_Recorded information_

•••••

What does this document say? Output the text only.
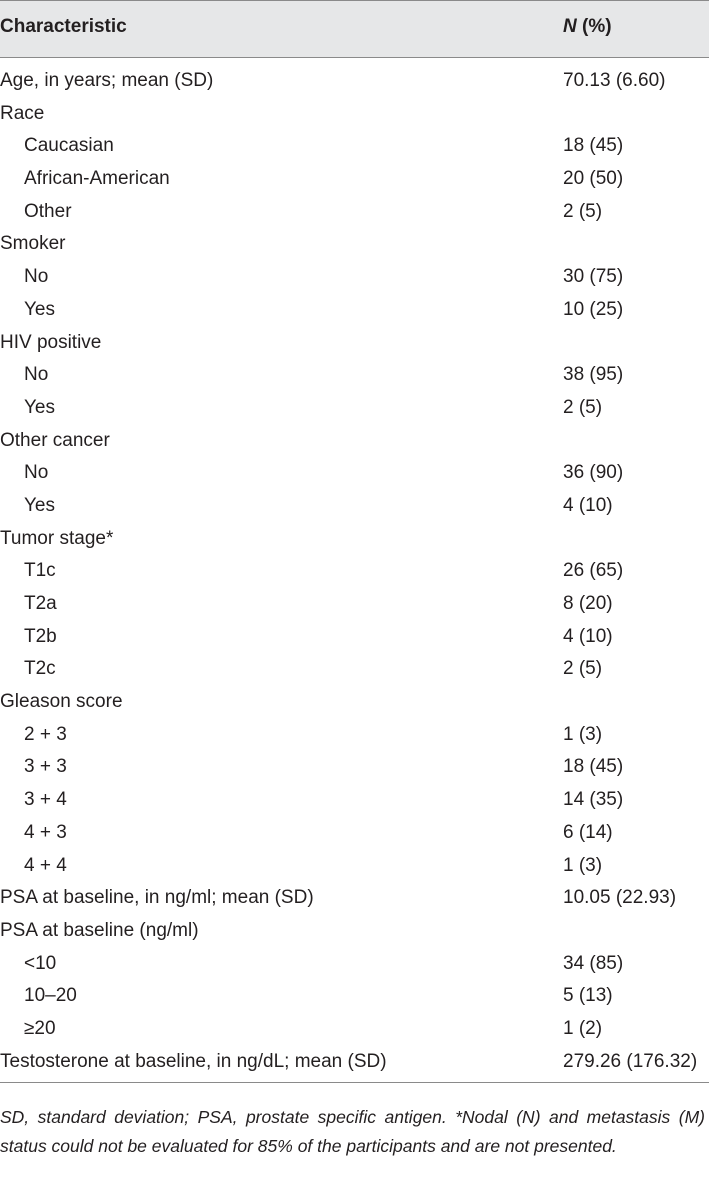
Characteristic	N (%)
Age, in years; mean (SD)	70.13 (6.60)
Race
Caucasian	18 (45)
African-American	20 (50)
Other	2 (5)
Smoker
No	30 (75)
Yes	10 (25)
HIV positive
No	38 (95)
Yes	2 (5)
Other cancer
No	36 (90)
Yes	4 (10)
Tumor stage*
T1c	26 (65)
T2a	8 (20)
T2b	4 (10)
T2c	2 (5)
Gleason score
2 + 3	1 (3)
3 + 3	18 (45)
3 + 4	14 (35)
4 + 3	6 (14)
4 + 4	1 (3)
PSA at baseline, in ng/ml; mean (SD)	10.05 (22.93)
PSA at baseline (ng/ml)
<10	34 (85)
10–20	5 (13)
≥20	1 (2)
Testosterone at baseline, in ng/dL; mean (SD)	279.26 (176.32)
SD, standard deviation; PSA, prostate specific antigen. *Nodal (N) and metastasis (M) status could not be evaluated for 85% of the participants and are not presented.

•••••

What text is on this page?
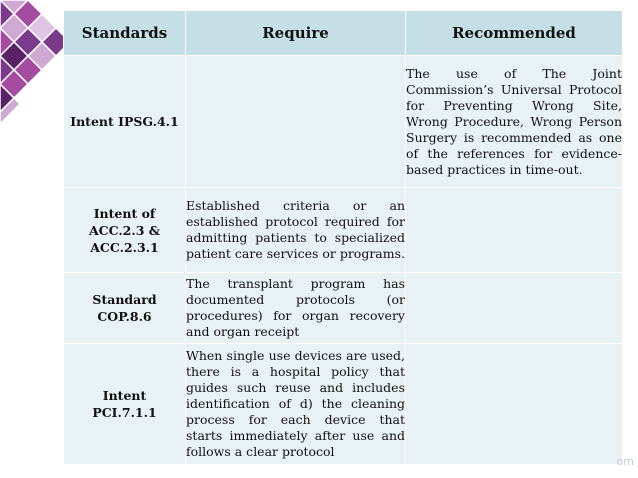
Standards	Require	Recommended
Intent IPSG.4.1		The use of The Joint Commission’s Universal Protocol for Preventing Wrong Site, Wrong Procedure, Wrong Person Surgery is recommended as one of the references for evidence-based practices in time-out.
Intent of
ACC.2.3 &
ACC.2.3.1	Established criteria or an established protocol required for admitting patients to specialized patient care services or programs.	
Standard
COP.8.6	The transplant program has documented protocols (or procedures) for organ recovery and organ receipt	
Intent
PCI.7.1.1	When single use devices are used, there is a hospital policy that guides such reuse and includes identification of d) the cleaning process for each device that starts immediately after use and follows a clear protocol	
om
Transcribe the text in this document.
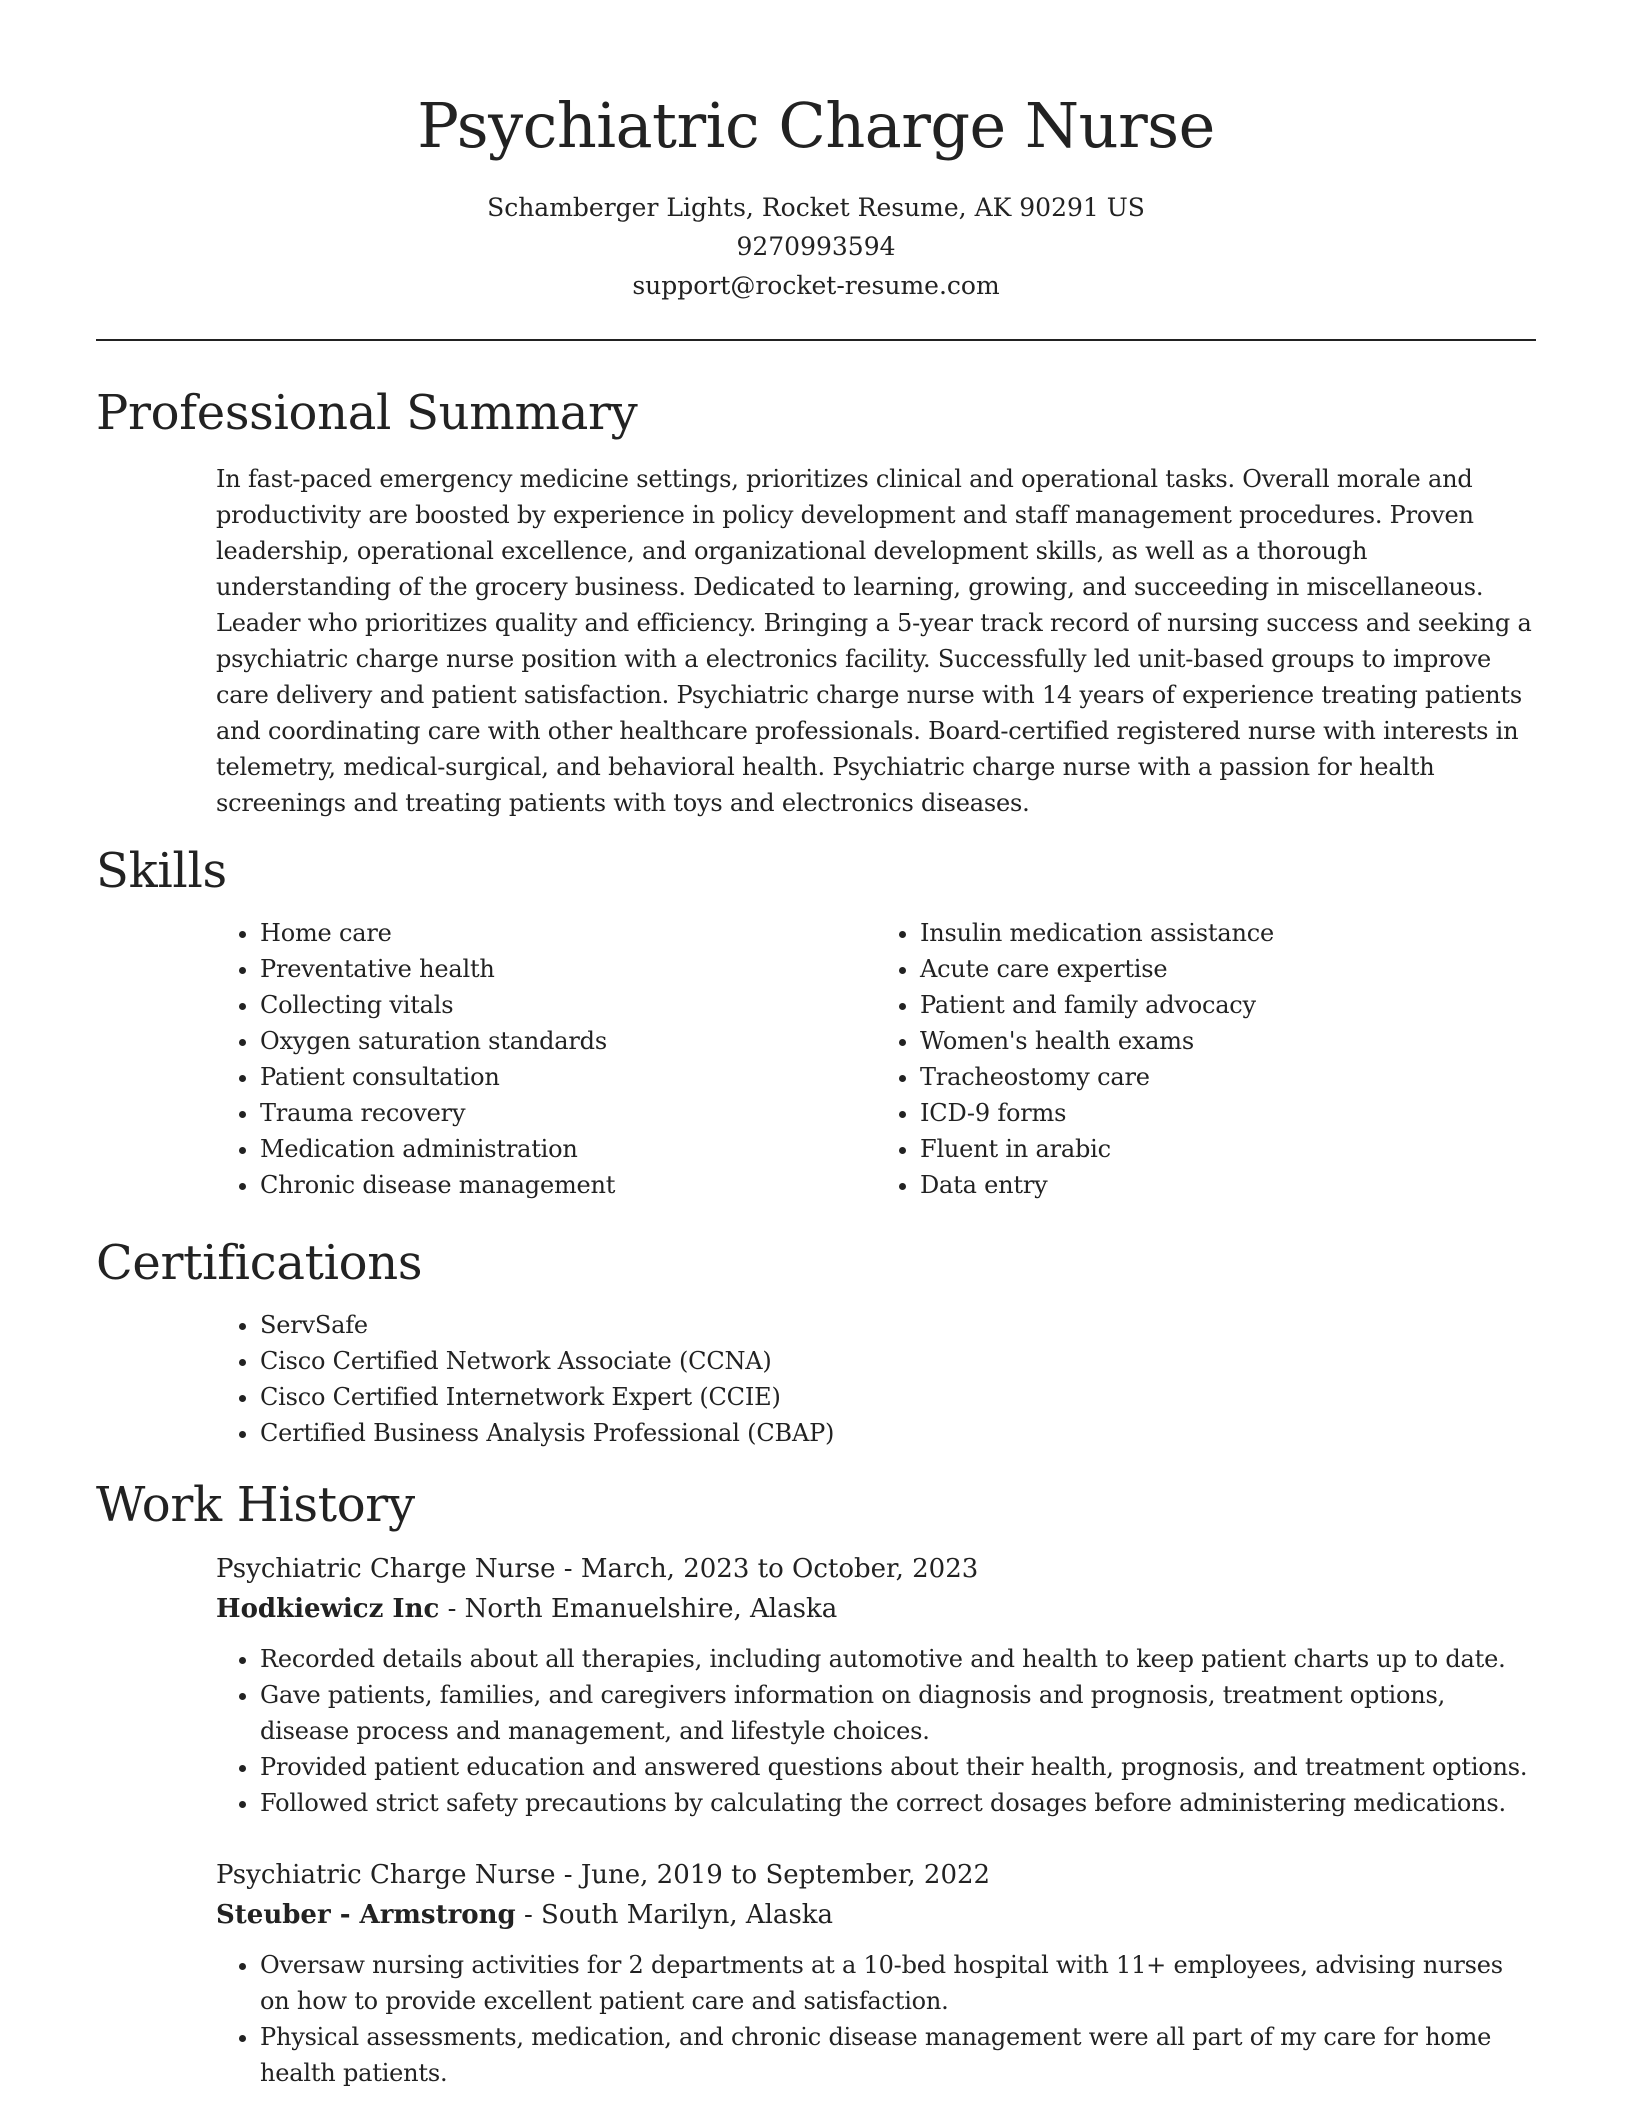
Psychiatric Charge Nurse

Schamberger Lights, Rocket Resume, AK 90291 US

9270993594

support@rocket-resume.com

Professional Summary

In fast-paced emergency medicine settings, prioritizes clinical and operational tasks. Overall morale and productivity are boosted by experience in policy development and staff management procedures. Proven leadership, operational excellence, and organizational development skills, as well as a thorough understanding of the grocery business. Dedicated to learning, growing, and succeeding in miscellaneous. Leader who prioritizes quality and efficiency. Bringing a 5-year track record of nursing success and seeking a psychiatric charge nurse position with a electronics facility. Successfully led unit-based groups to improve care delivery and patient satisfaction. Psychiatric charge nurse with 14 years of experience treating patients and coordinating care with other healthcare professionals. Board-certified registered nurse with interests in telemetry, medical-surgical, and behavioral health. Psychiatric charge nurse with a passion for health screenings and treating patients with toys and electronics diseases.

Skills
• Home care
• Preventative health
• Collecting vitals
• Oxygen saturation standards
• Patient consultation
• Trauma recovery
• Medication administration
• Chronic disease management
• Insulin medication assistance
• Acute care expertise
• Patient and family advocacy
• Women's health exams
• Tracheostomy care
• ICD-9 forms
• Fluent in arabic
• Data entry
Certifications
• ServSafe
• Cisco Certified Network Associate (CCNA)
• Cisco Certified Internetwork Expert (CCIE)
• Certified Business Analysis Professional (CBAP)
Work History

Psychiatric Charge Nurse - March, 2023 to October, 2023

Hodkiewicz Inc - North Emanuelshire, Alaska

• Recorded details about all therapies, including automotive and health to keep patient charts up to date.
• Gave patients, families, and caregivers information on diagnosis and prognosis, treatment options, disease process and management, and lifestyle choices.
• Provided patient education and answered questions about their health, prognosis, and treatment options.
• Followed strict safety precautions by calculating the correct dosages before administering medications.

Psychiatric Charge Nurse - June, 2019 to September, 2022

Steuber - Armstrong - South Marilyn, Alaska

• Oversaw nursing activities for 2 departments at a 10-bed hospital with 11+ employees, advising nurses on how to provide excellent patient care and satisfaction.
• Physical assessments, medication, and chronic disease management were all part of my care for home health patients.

•••••

_Task_
Would you please copy all lines in the data that contain the word "management"?

_Finished exercise_
In fast-paced emergency medicine settings, prioritizes clinical and operational tasks. Overall morale and productivity are boosted by experience in policy development and staff management procedures. Proven leadership, operational excellence, and organizational development skills, as well as a thorough understanding of the grocery business. Dedicated to learning, growing, and succeeding in miscellaneous. Leader who prioritizes quality and efficiency. Bringing a 5-year track record of nursing success and seeking a psychiatric charge nurse position with a electronics facility. Successfully led unit-based groups to improve care delivery and patient satisfaction. Psychiatric charge nurse with 14 years of experience treating patients and coordinating care with other healthcare professionals. Board-certified registered nurse with interests in telemetry, medical-surgical, and behavioral health. Psychiatric charge nurse with a passion for health screenings and treating patients with toys and electronics diseases.
• Chronic disease management
• Gave patients, families, and caregivers information on diagnosis and prognosis, treatment options, disease process and management, and lifestyle choices.
• Physical assessments, medication, and chronic disease management were all part of my care for home health patients.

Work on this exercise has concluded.